GOAL: Copy out all the lines exactly. Omit pictures.

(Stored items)
>>

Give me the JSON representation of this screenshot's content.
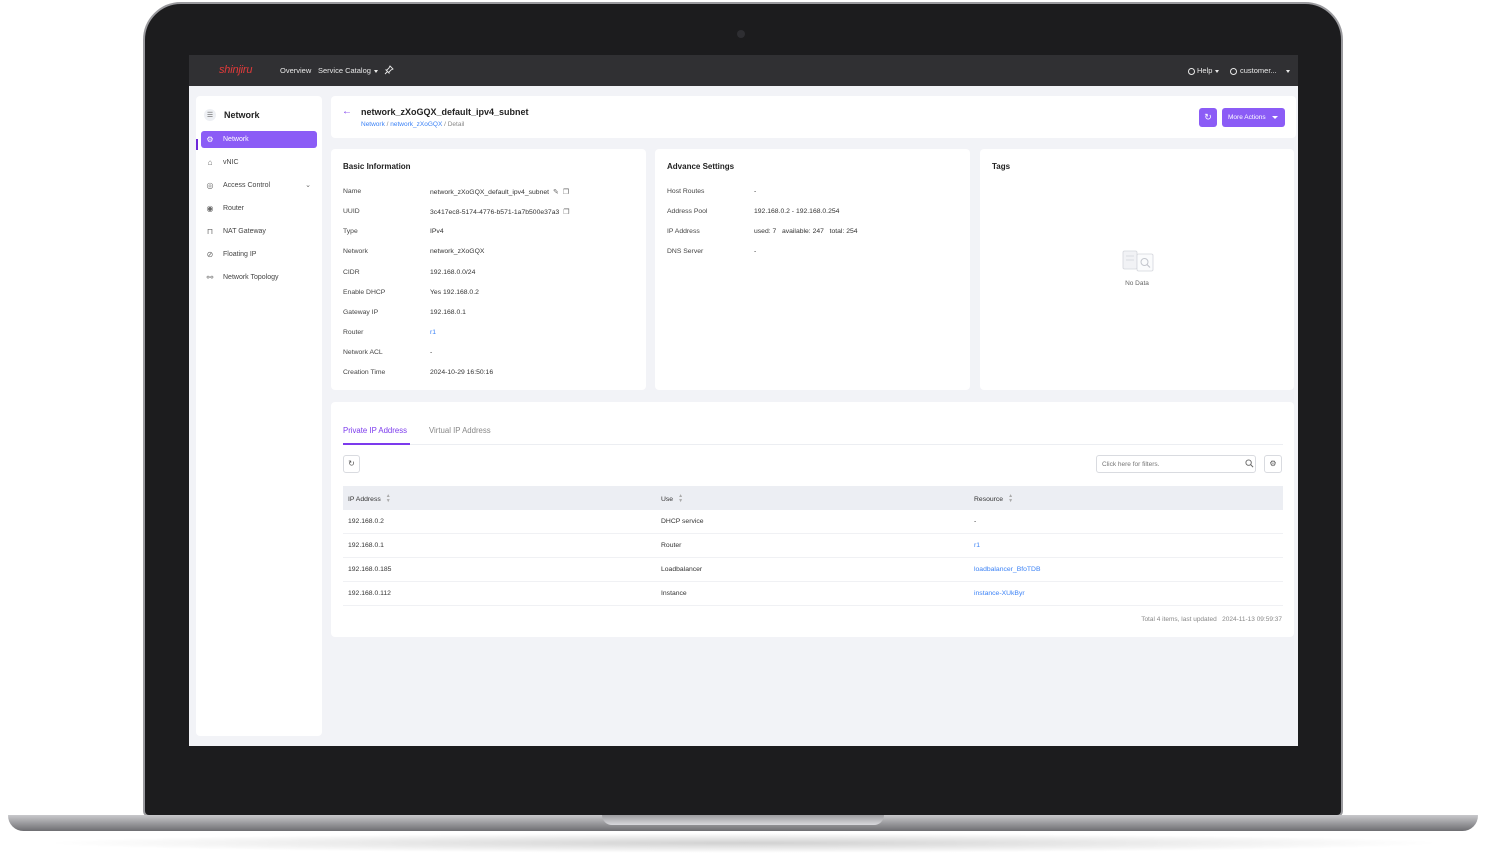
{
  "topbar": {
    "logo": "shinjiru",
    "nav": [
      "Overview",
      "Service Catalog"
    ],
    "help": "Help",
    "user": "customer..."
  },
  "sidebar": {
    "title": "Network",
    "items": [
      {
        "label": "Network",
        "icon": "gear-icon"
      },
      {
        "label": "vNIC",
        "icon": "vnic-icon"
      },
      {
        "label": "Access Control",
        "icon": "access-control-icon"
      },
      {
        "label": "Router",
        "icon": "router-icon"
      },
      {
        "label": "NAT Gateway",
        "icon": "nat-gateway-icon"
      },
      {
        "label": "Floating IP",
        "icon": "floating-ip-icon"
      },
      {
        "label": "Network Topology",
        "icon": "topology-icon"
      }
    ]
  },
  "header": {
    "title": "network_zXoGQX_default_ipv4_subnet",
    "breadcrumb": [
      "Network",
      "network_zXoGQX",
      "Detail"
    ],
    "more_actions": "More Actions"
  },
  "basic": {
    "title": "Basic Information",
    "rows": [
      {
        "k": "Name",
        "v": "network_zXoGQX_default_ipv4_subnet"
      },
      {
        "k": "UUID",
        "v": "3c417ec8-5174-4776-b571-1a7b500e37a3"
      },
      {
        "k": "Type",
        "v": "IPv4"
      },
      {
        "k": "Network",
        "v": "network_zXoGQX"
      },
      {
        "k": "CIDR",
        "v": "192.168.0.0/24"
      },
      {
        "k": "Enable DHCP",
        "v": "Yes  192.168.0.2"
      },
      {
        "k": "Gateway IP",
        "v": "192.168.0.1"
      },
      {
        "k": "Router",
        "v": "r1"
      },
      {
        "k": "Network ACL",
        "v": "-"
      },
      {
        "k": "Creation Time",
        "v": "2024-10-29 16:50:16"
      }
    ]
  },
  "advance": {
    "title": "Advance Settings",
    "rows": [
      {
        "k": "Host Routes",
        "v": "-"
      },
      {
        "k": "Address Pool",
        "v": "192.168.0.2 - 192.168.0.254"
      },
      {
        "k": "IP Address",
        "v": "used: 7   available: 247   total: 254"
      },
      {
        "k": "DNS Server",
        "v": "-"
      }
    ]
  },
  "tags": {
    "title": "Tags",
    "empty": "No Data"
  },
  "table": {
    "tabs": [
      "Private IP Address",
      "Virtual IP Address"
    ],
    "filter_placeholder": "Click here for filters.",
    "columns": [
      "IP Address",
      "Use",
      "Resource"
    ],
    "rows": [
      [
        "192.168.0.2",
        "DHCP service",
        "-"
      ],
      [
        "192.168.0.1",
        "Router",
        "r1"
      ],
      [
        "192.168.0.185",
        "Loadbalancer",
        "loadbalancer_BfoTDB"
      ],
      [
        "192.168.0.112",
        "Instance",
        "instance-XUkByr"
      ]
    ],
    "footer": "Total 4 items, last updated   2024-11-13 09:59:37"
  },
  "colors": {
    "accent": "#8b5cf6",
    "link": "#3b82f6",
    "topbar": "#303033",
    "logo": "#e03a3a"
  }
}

<<

EXERCISE SOLUTION:
Give me the JSON representation of this screenshot's content.
{
  "topbar": {
    "logo": "shinjiru",
    "nav": [
      "Overview",
      "Service Catalog"
    ],
    "help": "Help",
    "user": "customer..."
  },
  "sidebar": {
    "title": "Network",
    "items": [
      {
        "label": "Network",
        "icon": "gear-icon"
      },
      {
        "label": "vNIC",
        "icon": "vnic-icon"
      },
      {
        "label": "Access Control",
        "icon": "access-control-icon"
      },
      {
        "label": "Router",
        "icon": "router-icon"
      },
      {
        "label": "NAT Gateway",
        "icon": "nat-gateway-icon"
      },
      {
        "label": "Floating IP",
        "icon": "floating-ip-icon"
      },
      {
        "label": "Network Topology",
        "icon": "topology-icon"
      }
    ]
  },
  "header": {
    "title": "network_zXoGQX_default_ipv4_subnet",
    "breadcrumb": [
      "Network",
      "network_zXoGQX",
      "Detail"
    ],
    "more_actions": "More Actions"
  },
  "basic": {
    "title": "Basic Information",
    "rows": [
      {
        "k": "Name",
        "v": "network_zXoGQX_default_ipv4_subnet"
      },
      {
        "k": "UUID",
        "v": "3c417ec8-5174-4776-b571-1a7b500e37a3"
      },
      {
        "k": "Type",
        "v": "IPv4"
      },
      {
        "k": "Network",
        "v": "network_zXoGQX"
      },
      {
        "k": "CIDR",
        "v": "192.168.0.0/24"
      },
      {
        "k": "Enable DHCP",
        "v": "Yes  192.168.0.2"
      },
      {
        "k": "Gateway IP",
        "v": "192.168.0.1"
      },
      {
        "k": "Router",
        "v": "r1"
      },
      {
        "k": "Network ACL",
        "v": "-"
      },
      {
        "k": "Creation Time",
        "v": "2024-10-29 16:50:16"
      }
    ]
  },
  "advance": {
    "title": "Advance Settings",
    "rows": [
      {
        "k": "Host Routes",
        "v": "-"
      },
      {
        "k": "Address Pool",
        "v": "192.168.0.2 - 192.168.0.254"
      },
      {
        "k": "IP Address",
        "v": "used: 7   available: 247   total: 254"
      },
      {
        "k": "DNS Server",
        "v": "-"
      }
    ]
  },
  "tags": {
    "title": "Tags",
    "empty": "No Data"
  },
  "table": {
    "tabs": [
      "Private IP Address",
      "Virtual IP Address"
    ],
    "filter_placeholder": "Click here for filters.",
    "columns": [
      "IP Address",
      "Use",
      "Resource"
    ],
    "rows": [
      [
        "192.168.0.2",
        "DHCP service",
        "-"
      ],
      [
        "192.168.0.1",
        "Router",
        "r1"
      ],
      [
        "192.168.0.185",
        "Loadbalancer",
        "loadbalancer_BfoTDB"
      ],
      [
        "192.168.0.112",
        "Instance",
        "instance-XUkByr"
      ]
    ],
    "footer": "Total 4 items, last updated   2024-11-13 09:59:37"
  },
  "colors": {
    "accent": "#8b5cf6",
    "link": "#3b82f6",
    "topbar": "#303033",
    "logo": "#e03a3a"
  }
}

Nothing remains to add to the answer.